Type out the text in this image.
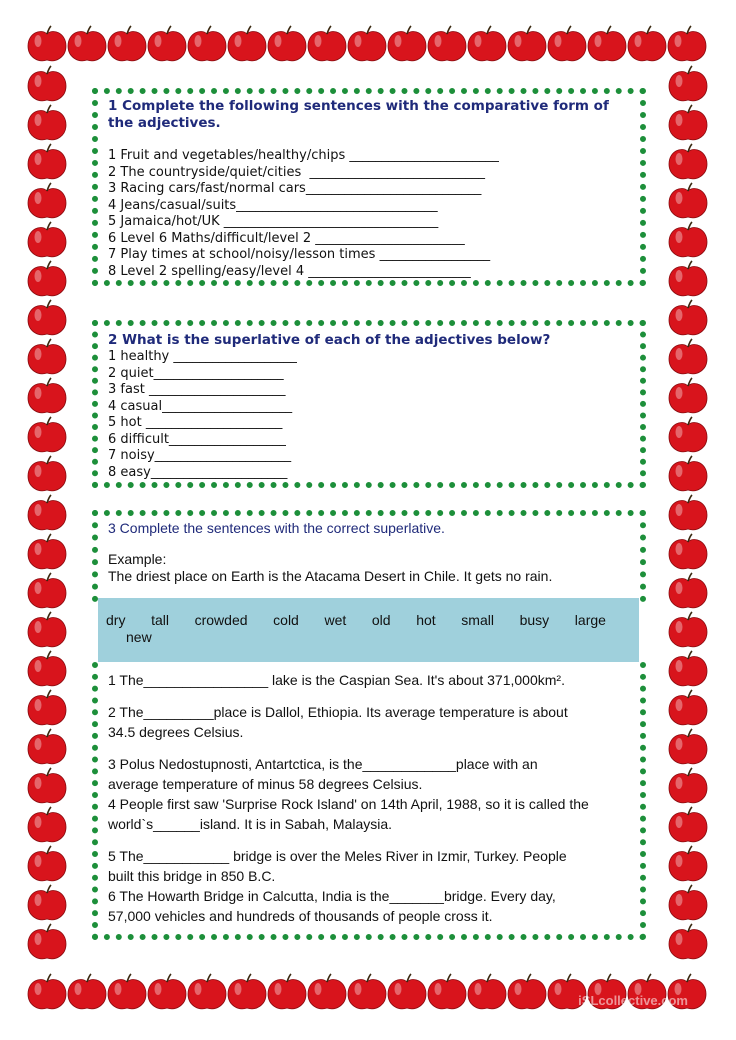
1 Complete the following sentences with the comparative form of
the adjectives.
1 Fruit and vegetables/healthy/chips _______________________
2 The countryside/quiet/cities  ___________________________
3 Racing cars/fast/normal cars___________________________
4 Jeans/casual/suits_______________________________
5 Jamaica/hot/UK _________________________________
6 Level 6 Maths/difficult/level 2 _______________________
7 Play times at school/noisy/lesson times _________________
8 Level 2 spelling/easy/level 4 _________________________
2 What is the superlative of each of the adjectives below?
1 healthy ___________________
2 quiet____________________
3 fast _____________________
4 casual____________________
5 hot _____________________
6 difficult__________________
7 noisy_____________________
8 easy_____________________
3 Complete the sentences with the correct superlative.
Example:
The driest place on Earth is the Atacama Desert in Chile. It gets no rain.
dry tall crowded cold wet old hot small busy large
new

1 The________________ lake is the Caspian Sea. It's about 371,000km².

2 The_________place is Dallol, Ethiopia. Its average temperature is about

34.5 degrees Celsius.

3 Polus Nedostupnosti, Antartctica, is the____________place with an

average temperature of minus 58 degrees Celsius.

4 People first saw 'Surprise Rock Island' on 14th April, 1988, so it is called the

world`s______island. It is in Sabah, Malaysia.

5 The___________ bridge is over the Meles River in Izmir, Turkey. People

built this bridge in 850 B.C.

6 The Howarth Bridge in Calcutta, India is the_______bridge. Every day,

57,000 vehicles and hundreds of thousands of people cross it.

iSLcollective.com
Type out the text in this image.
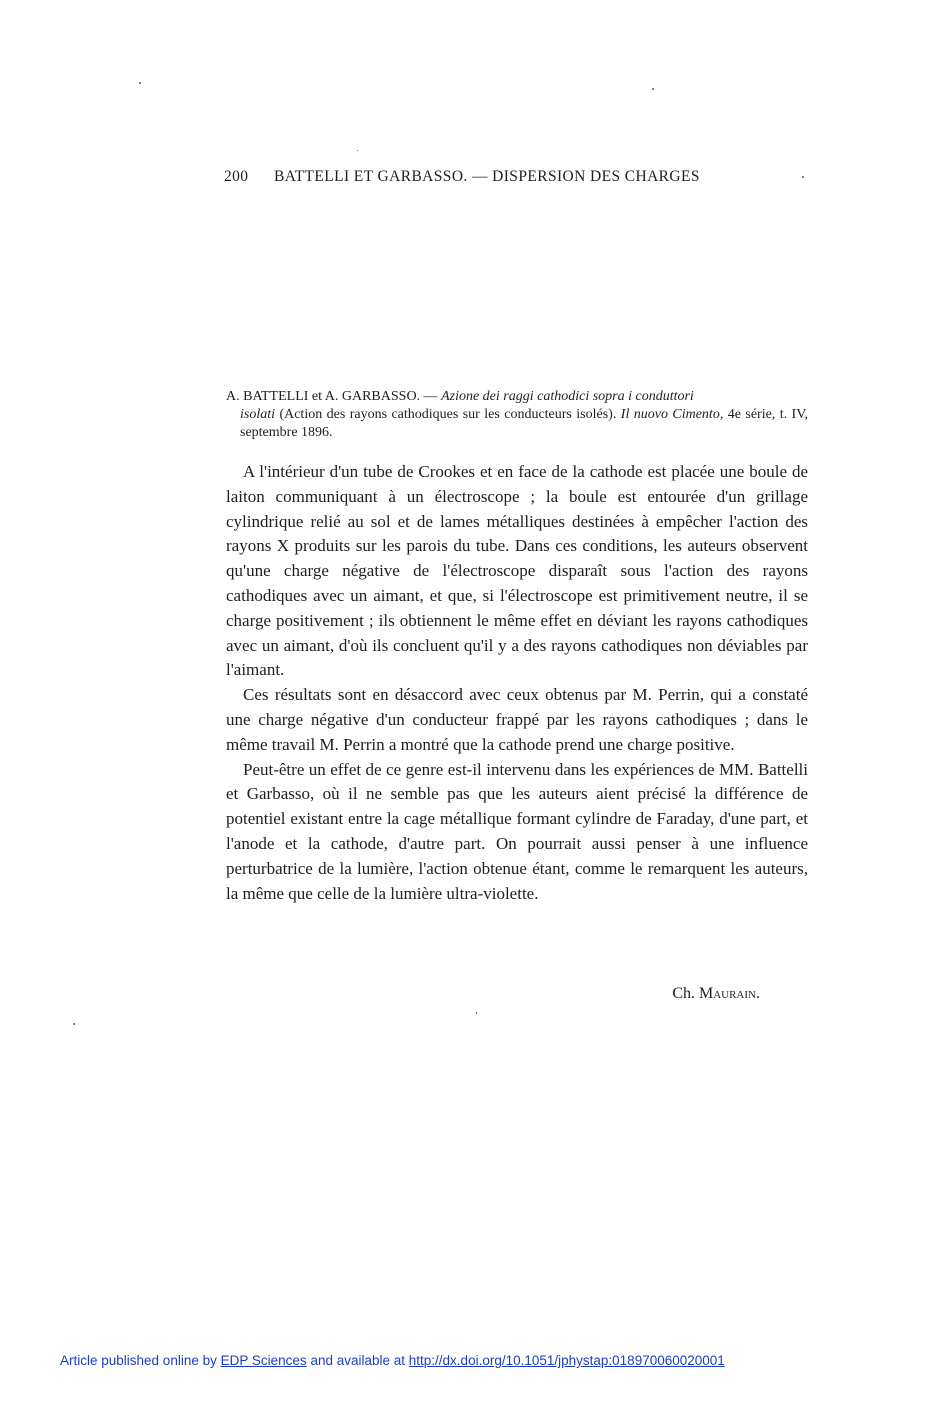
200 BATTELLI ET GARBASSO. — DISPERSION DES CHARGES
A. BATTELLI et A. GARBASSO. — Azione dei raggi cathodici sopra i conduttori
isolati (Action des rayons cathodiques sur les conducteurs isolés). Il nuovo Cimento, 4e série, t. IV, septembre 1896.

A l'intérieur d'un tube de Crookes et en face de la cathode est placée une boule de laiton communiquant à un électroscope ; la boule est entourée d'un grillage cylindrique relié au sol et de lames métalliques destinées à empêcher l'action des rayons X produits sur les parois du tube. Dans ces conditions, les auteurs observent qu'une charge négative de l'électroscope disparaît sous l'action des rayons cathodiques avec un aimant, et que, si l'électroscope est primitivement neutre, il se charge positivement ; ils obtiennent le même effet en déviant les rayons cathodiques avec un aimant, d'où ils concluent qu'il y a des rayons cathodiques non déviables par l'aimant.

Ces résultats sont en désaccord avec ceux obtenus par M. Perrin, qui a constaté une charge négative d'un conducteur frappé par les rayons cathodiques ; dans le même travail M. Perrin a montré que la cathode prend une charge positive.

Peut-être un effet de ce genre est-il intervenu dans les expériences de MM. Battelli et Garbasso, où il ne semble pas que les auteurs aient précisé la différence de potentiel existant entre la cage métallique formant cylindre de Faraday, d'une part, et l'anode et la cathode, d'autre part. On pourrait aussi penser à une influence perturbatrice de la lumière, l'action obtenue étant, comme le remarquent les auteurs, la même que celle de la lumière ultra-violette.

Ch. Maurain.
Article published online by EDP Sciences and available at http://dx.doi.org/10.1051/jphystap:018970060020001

■ ■ ■ ■ ■

- _Stated exercise_
From the listing above, pick out every line containing "Level".

- _Result of the exercise_
6 Level 6 Maths/difficult/level 2 _______________________
8 Level 2 spelling/easy/level 4 _________________________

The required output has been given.